_Stated goal:_
Pull each line holding the word "Marks" from the data.
>> start Task material
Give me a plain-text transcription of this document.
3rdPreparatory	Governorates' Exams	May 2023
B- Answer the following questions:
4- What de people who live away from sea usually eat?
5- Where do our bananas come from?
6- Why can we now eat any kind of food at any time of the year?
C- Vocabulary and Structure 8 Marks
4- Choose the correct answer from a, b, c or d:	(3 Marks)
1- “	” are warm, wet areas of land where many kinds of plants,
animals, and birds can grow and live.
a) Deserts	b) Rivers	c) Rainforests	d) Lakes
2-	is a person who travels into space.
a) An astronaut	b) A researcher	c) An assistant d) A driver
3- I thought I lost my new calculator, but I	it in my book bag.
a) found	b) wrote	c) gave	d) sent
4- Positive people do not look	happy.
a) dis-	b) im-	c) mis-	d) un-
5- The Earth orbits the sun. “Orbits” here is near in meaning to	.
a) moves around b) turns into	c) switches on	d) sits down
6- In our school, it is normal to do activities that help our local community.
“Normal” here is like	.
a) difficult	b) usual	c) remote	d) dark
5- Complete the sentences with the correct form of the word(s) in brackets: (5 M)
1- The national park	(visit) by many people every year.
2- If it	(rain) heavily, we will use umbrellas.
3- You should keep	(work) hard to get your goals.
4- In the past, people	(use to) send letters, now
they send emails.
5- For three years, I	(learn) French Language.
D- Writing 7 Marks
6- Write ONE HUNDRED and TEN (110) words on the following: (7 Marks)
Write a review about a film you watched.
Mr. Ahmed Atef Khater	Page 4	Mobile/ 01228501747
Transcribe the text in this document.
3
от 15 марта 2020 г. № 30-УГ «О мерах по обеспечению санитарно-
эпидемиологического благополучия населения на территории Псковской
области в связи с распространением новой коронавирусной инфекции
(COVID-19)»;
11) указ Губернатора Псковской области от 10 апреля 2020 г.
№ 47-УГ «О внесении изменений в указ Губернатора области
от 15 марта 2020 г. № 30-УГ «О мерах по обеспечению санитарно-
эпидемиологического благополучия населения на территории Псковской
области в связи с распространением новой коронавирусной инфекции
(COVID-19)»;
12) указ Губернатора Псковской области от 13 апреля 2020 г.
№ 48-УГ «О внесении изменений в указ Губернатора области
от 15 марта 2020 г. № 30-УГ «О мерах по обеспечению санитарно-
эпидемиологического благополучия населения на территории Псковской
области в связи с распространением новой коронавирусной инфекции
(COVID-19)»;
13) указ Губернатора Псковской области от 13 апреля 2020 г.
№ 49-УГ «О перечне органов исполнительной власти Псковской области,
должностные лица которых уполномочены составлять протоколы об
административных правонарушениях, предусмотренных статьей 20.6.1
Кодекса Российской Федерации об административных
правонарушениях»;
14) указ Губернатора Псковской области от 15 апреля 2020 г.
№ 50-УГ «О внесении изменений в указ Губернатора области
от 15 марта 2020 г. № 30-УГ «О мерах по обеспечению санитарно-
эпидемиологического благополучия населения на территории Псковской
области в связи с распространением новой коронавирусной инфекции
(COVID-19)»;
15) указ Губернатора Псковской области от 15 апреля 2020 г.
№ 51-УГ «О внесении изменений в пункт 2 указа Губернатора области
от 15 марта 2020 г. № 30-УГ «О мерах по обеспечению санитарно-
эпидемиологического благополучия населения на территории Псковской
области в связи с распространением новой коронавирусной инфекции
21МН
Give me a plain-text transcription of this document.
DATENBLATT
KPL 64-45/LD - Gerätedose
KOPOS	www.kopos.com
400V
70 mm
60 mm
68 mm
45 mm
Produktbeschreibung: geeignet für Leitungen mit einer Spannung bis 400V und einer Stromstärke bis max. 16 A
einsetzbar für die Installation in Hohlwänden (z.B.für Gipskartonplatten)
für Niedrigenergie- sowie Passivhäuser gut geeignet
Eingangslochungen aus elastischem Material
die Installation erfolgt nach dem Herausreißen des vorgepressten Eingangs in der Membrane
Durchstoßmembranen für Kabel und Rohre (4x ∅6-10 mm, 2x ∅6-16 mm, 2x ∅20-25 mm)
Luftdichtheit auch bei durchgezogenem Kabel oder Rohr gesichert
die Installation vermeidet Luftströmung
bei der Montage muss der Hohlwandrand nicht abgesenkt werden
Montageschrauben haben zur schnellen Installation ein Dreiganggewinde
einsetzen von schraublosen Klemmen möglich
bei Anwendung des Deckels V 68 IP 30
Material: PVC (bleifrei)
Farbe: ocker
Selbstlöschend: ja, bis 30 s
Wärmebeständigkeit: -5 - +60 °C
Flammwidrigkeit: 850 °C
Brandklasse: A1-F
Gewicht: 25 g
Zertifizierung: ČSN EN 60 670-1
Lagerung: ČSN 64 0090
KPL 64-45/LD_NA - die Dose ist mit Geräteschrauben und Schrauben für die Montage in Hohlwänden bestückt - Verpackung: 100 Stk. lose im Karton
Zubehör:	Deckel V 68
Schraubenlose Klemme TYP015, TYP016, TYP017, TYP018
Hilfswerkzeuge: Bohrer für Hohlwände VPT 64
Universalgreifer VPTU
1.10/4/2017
>> end Task material
_Response to the task:_
C- Vocabulary and Structure 8 Marks
4- Choose the correct answer from a, b, c or d:	(3 Marks)
D- Writing 7 Marks
6- Write ONE HUNDRED and TEN (110) words on the following: (7 Marks)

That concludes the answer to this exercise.